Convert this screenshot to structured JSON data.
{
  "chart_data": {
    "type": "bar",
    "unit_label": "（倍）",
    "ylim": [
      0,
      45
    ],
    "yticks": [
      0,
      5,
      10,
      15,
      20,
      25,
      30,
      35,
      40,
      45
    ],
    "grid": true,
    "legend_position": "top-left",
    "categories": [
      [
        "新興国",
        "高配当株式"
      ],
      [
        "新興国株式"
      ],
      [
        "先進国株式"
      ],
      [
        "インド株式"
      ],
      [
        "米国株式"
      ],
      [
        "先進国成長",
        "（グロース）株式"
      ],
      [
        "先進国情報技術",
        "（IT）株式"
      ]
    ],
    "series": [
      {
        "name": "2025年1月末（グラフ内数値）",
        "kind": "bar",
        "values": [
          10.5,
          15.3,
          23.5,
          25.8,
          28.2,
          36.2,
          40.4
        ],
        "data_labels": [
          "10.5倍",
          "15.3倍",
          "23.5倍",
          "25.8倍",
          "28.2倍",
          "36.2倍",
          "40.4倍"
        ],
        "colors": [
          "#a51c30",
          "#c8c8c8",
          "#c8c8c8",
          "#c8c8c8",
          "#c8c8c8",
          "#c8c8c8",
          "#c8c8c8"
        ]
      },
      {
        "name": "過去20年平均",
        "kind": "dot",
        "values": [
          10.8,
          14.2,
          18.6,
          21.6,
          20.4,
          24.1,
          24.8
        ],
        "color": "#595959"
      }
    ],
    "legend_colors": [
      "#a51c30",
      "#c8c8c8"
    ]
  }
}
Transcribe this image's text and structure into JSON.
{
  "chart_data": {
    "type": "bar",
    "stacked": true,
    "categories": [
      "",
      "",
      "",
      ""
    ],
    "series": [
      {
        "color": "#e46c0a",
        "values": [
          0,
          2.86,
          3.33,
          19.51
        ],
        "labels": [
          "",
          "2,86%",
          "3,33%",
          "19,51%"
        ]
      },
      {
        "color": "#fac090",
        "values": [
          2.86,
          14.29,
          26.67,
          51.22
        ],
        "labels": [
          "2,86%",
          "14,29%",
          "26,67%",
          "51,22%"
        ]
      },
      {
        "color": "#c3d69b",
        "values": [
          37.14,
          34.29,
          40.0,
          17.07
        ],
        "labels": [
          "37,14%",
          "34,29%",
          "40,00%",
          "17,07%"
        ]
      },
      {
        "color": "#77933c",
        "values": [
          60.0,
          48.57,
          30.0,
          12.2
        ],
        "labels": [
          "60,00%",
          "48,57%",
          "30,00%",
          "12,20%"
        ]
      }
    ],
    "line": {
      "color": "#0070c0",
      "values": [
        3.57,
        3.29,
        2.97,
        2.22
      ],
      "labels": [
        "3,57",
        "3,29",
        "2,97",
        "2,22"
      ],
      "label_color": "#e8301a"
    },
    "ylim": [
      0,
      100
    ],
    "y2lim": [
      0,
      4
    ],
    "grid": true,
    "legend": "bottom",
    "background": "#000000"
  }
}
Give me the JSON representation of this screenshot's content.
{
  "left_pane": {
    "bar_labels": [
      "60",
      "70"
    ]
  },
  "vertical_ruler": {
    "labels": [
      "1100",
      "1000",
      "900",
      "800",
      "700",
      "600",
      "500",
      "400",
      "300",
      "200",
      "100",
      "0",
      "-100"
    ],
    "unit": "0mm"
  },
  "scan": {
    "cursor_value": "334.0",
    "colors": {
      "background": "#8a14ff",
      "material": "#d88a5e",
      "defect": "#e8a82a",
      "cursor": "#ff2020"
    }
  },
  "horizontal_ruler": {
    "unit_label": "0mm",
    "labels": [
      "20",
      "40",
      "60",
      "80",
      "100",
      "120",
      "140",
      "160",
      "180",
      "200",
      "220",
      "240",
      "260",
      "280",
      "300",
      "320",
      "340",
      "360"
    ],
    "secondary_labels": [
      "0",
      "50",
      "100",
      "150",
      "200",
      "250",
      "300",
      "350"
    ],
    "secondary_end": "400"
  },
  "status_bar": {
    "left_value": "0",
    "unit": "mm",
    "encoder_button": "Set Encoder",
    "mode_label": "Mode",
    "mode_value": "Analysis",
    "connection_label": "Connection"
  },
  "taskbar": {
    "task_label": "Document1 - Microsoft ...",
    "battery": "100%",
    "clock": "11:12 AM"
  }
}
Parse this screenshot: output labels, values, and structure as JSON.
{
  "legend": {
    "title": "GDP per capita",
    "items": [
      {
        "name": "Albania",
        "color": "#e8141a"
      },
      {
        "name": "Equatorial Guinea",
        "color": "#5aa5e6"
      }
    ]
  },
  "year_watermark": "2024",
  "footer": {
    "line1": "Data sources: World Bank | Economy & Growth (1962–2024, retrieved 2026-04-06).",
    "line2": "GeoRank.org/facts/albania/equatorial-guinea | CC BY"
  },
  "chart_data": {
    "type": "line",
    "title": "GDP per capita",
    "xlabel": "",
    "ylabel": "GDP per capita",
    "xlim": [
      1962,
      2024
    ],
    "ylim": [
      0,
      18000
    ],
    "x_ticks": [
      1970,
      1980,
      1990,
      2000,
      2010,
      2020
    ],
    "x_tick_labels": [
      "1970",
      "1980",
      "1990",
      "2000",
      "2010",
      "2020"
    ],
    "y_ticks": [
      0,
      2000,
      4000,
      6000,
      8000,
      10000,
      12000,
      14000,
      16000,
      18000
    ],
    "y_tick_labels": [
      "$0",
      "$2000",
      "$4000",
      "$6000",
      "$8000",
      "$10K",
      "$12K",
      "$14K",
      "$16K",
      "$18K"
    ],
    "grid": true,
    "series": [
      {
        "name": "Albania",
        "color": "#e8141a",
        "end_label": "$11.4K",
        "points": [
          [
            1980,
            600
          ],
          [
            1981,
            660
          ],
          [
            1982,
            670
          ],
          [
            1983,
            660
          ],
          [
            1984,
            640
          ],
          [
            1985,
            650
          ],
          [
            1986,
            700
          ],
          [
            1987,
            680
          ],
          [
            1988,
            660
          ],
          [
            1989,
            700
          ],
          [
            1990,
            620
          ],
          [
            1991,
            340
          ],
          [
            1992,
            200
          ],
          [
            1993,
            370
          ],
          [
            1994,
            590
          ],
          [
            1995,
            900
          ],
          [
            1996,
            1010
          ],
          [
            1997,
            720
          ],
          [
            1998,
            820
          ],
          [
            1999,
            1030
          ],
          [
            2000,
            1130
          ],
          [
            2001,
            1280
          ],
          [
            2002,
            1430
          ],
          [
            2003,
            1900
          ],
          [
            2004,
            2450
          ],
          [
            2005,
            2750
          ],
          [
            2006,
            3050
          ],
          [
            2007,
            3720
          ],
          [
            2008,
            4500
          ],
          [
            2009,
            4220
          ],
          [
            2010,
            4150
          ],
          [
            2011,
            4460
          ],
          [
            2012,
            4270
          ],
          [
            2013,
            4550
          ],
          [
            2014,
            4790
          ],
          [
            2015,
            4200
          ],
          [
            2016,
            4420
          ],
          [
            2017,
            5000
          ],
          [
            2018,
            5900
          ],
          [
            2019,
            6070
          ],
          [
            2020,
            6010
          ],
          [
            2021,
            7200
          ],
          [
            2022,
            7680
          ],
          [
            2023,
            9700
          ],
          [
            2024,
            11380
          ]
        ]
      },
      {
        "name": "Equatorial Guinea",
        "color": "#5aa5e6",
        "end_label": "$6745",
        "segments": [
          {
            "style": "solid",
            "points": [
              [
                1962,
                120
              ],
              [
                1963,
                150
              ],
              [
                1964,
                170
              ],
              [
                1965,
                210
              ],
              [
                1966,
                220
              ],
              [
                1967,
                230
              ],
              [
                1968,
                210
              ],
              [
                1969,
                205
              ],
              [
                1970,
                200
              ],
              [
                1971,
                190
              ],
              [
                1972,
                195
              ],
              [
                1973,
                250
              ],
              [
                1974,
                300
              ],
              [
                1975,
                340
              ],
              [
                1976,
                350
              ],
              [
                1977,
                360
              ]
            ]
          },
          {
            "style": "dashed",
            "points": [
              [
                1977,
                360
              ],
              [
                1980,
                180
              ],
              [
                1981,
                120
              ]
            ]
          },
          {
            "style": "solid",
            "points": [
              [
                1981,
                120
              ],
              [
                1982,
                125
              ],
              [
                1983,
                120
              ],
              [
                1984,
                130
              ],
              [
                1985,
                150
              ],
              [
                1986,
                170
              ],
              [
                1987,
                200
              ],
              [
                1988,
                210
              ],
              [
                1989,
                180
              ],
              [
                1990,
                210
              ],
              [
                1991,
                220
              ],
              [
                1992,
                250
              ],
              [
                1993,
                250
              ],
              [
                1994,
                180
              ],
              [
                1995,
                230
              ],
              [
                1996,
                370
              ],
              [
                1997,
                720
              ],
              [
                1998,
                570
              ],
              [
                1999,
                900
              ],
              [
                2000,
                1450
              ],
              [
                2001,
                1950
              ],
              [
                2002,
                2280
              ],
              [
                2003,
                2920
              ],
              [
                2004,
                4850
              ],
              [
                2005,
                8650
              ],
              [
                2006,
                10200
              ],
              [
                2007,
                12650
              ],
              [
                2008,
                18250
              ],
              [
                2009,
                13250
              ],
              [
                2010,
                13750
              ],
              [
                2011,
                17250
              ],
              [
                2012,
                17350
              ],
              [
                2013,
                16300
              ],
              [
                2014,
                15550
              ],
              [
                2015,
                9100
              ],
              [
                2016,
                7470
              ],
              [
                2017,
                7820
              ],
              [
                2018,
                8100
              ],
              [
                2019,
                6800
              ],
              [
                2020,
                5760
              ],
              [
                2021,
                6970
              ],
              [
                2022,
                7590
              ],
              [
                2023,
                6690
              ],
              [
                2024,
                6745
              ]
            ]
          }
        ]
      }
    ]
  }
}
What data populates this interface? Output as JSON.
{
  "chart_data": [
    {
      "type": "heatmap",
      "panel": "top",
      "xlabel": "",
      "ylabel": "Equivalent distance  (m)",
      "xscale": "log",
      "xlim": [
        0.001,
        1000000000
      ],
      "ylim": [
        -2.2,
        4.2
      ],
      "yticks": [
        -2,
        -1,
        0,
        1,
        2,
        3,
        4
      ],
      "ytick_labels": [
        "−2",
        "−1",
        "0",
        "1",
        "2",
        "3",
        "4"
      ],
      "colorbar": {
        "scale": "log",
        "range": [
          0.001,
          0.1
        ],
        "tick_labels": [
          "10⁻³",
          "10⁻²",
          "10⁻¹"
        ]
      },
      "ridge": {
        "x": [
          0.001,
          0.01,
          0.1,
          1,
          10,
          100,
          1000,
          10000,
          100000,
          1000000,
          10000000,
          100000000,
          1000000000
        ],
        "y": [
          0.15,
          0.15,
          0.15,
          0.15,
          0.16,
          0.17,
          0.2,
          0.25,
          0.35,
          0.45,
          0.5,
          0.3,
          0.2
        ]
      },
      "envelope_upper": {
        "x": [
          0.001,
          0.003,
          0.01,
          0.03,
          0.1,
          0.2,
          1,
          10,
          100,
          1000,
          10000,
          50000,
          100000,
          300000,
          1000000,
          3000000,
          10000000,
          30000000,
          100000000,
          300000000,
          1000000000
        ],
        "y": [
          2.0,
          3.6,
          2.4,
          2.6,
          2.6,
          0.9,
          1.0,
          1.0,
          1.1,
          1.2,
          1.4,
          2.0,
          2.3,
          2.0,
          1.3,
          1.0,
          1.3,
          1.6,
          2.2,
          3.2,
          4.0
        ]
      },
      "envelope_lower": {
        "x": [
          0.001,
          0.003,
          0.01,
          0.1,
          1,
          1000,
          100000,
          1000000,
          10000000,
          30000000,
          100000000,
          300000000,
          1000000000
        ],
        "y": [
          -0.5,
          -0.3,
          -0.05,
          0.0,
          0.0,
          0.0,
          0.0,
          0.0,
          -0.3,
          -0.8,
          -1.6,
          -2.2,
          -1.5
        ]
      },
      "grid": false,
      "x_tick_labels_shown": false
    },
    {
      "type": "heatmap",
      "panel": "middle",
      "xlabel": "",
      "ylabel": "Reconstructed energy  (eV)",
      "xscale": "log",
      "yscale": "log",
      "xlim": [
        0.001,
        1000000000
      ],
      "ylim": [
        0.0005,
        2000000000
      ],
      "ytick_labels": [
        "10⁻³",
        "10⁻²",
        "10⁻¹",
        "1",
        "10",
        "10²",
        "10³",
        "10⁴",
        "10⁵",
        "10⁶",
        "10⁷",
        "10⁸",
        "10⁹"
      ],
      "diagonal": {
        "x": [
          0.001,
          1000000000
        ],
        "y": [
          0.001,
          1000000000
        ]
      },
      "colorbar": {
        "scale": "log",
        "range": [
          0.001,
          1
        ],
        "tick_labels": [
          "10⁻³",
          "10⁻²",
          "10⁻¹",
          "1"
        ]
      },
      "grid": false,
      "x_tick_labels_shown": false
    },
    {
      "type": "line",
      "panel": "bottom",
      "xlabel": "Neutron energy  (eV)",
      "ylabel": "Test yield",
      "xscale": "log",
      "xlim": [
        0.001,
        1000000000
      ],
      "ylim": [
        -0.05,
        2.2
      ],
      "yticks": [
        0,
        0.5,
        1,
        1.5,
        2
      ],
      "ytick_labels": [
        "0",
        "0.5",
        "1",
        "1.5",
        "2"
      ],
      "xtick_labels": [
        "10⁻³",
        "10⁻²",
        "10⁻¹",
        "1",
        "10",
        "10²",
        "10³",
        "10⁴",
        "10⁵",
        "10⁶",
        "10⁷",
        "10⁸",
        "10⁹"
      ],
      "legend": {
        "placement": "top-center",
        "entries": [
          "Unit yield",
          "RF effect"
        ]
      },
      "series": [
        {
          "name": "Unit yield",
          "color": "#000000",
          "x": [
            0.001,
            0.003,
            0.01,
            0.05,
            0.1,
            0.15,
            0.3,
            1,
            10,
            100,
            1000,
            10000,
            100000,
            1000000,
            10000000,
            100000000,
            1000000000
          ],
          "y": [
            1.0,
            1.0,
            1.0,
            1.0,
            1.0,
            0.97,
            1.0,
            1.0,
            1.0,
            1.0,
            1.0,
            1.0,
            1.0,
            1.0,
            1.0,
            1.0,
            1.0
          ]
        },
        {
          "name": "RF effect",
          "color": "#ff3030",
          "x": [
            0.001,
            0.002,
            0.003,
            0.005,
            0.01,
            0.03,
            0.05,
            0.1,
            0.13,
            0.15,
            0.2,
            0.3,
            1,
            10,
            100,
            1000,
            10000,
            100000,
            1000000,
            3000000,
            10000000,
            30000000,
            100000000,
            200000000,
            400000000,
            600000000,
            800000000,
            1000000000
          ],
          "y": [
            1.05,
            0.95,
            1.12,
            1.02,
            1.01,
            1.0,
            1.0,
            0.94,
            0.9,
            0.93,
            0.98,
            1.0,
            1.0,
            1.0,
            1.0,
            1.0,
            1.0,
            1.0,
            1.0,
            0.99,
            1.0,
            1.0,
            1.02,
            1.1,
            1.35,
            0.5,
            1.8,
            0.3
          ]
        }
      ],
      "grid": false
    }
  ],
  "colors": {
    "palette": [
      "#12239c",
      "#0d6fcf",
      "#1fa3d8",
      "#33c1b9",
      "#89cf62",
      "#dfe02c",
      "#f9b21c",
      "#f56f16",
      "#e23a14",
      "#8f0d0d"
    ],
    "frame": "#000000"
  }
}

******

WORK REQUIRED: Above are the records; copy every line in them that holds the word "xlabel".

EXERCISE OUTPUT:
    "xlabel": "",
      "xlabel": "",
      "xlabel": "",
      "xlabel": "Neutron energy  (eV)",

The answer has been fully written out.